── RECORDS FOR THE TASK ──

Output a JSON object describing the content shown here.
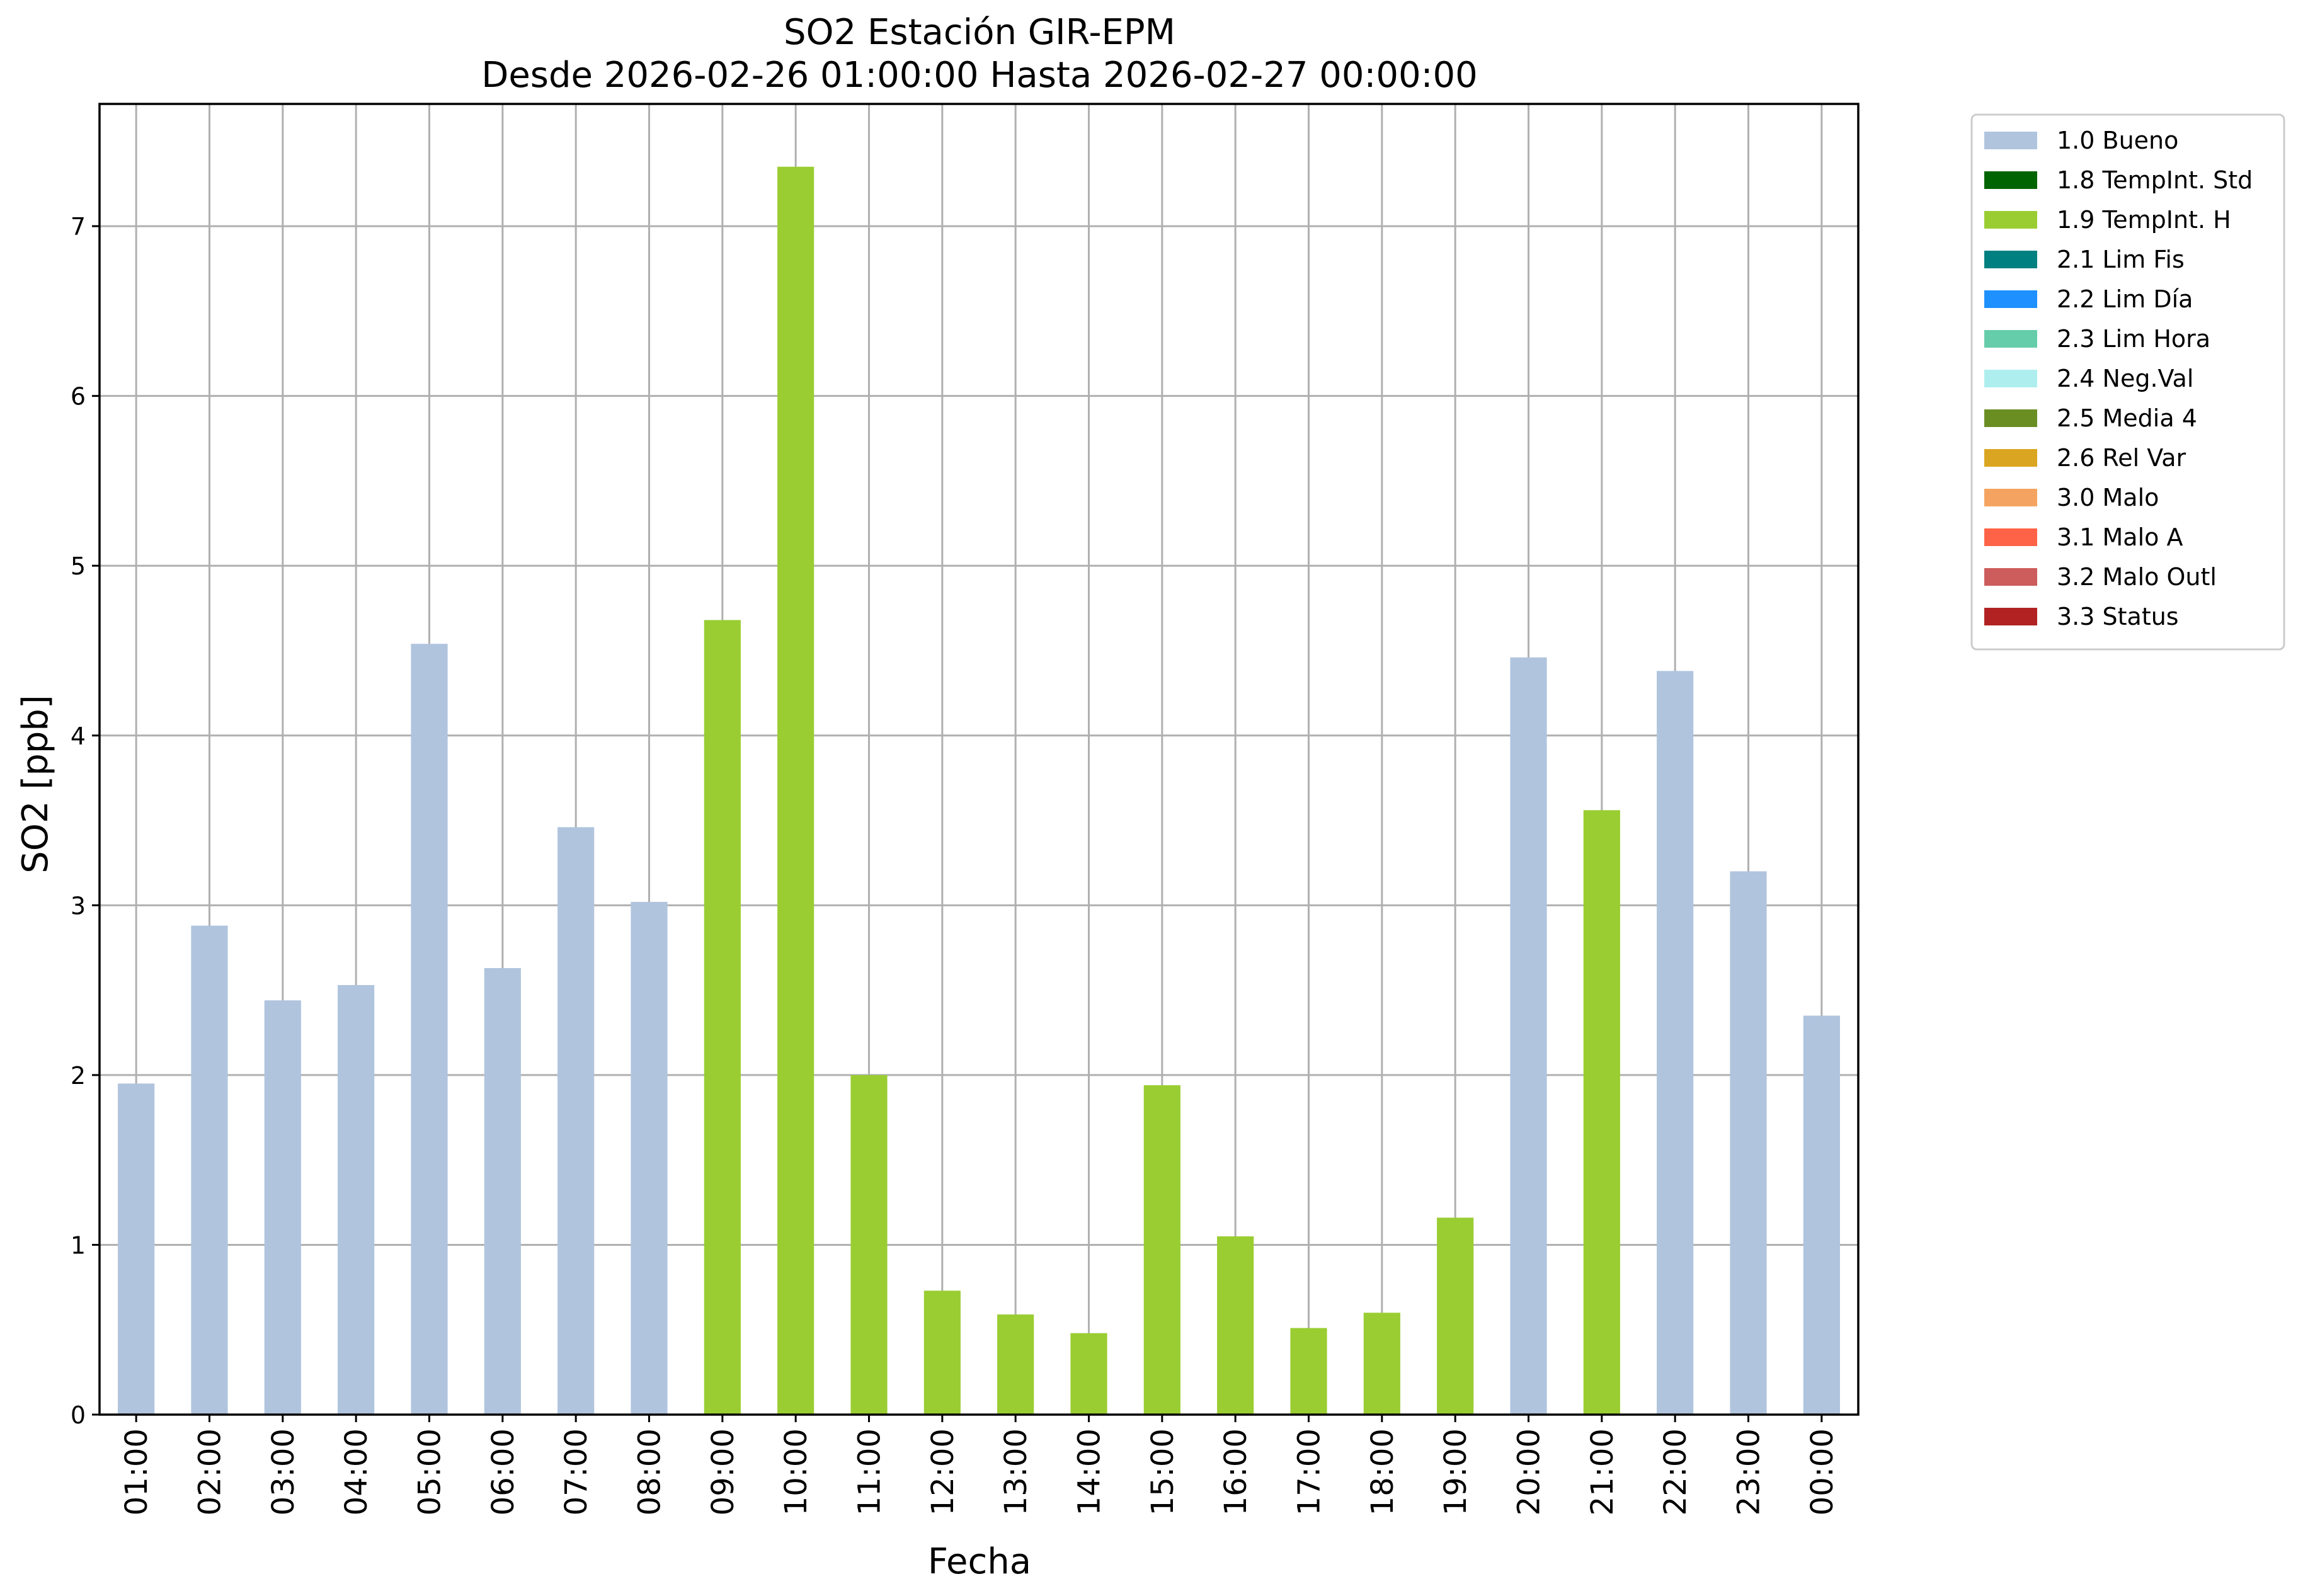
{
  "chart_data": {
    "type": "bar",
    "title_line1": "SO2 Estación GIR-EPM",
    "title_line2": "Desde 2026-02-26 01:00:00 Hasta 2026-02-27 00:00:00",
    "xlabel": "Fecha",
    "ylabel": "SO2 [ppb]",
    "ylim": [
      0,
      7.72
    ],
    "yticks": [
      0,
      1,
      2,
      3,
      4,
      5,
      6,
      7
    ],
    "grid": true,
    "legend_position": "outside-top-right",
    "categories": [
      "01:00",
      "02:00",
      "03:00",
      "04:00",
      "05:00",
      "06:00",
      "07:00",
      "08:00",
      "09:00",
      "10:00",
      "11:00",
      "12:00",
      "13:00",
      "14:00",
      "15:00",
      "16:00",
      "17:00",
      "18:00",
      "19:00",
      "20:00",
      "21:00",
      "22:00",
      "23:00",
      "00:00"
    ],
    "values": [
      1.95,
      2.88,
      2.44,
      2.53,
      4.54,
      2.63,
      3.46,
      3.02,
      4.68,
      7.35,
      2.0,
      0.73,
      0.59,
      0.48,
      1.94,
      1.05,
      0.51,
      0.6,
      1.16,
      4.46,
      3.56,
      4.38,
      3.2,
      2.35
    ],
    "flags": [
      "1.0 Bueno",
      "1.0 Bueno",
      "1.0 Bueno",
      "1.0 Bueno",
      "1.0 Bueno",
      "1.0 Bueno",
      "1.0 Bueno",
      "1.0 Bueno",
      "1.9 TempInt. H",
      "1.9 TempInt. H",
      "1.9 TempInt. H",
      "1.9 TempInt. H",
      "1.9 TempInt. H",
      "1.9 TempInt. H",
      "1.9 TempInt. H",
      "1.9 TempInt. H",
      "1.9 TempInt. H",
      "1.9 TempInt. H",
      "1.9 TempInt. H",
      "1.0 Bueno",
      "1.9 TempInt. H",
      "1.0 Bueno",
      "1.0 Bueno",
      "1.0 Bueno"
    ],
    "legend": [
      {
        "label": "1.0 Bueno",
        "color": "#b0c4de"
      },
      {
        "label": "1.8 TempInt. Std",
        "color": "#006400"
      },
      {
        "label": "1.9 TempInt. H",
        "color": "#9acd32"
      },
      {
        "label": "2.1 Lim Fis",
        "color": "#008080"
      },
      {
        "label": "2.2 Lim Día",
        "color": "#1e90ff"
      },
      {
        "label": "2.3 Lim Hora",
        "color": "#66cdaa"
      },
      {
        "label": "2.4 Neg.Val",
        "color": "#afeeee"
      },
      {
        "label": "2.5 Media 4",
        "color": "#6b8e23"
      },
      {
        "label": "2.6 Rel Var",
        "color": "#daa520"
      },
      {
        "label": "3.0 Malo",
        "color": "#f4a460"
      },
      {
        "label": "3.1 Malo A",
        "color": "#ff6347"
      },
      {
        "label": "3.2 Malo Outl",
        "color": "#cd5c5c"
      },
      {
        "label": "3.3 Status",
        "color": "#b22222"
      }
    ]
  }
}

───

Copy every record character for character. Skip the pictures.

Output a JSON object describing the content shown here.
{
  "chart_data": {
    "type": "bar",
    "title_line1": "SO2 Estación GIR-EPM",
    "title_line2": "Desde 2026-02-26 01:00:00 Hasta 2026-02-27 00:00:00",
    "xlabel": "Fecha",
    "ylabel": "SO2 [ppb]",
    "ylim": [
      0,
      7.72
    ],
    "yticks": [
      0,
      1,
      2,
      3,
      4,
      5,
      6,
      7
    ],
    "grid": true,
    "legend_position": "outside-top-right",
    "categories": [
      "01:00",
      "02:00",
      "03:00",
      "04:00",
      "05:00",
      "06:00",
      "07:00",
      "08:00",
      "09:00",
      "10:00",
      "11:00",
      "12:00",
      "13:00",
      "14:00",
      "15:00",
      "16:00",
      "17:00",
      "18:00",
      "19:00",
      "20:00",
      "21:00",
      "22:00",
      "23:00",
      "00:00"
    ],
    "values": [
      1.95,
      2.88,
      2.44,
      2.53,
      4.54,
      2.63,
      3.46,
      3.02,
      4.68,
      7.35,
      2.0,
      0.73,
      0.59,
      0.48,
      1.94,
      1.05,
      0.51,
      0.6,
      1.16,
      4.46,
      3.56,
      4.38,
      3.2,
      2.35
    ],
    "flags": [
      "1.0 Bueno",
      "1.0 Bueno",
      "1.0 Bueno",
      "1.0 Bueno",
      "1.0 Bueno",
      "1.0 Bueno",
      "1.0 Bueno",
      "1.0 Bueno",
      "1.9 TempInt. H",
      "1.9 TempInt. H",
      "1.9 TempInt. H",
      "1.9 TempInt. H",
      "1.9 TempInt. H",
      "1.9 TempInt. H",
      "1.9 TempInt. H",
      "1.9 TempInt. H",
      "1.9 TempInt. H",
      "1.9 TempInt. H",
      "1.9 TempInt. H",
      "1.0 Bueno",
      "1.9 TempInt. H",
      "1.0 Bueno",
      "1.0 Bueno",
      "1.0 Bueno"
    ],
    "legend": [
      {
        "label": "1.0 Bueno",
        "color": "#b0c4de"
      },
      {
        "label": "1.8 TempInt. Std",
        "color": "#006400"
      },
      {
        "label": "1.9 TempInt. H",
        "color": "#9acd32"
      },
      {
        "label": "2.1 Lim Fis",
        "color": "#008080"
      },
      {
        "label": "2.2 Lim Día",
        "color": "#1e90ff"
      },
      {
        "label": "2.3 Lim Hora",
        "color": "#66cdaa"
      },
      {
        "label": "2.4 Neg.Val",
        "color": "#afeeee"
      },
      {
        "label": "2.5 Media 4",
        "color": "#6b8e23"
      },
      {
        "label": "2.6 Rel Var",
        "color": "#daa520"
      },
      {
        "label": "3.0 Malo",
        "color": "#f4a460"
      },
      {
        "label": "3.1 Malo A",
        "color": "#ff6347"
      },
      {
        "label": "3.2 Malo Outl",
        "color": "#cd5c5c"
      },
      {
        "label": "3.3 Status",
        "color": "#b22222"
      }
    ]
  }
}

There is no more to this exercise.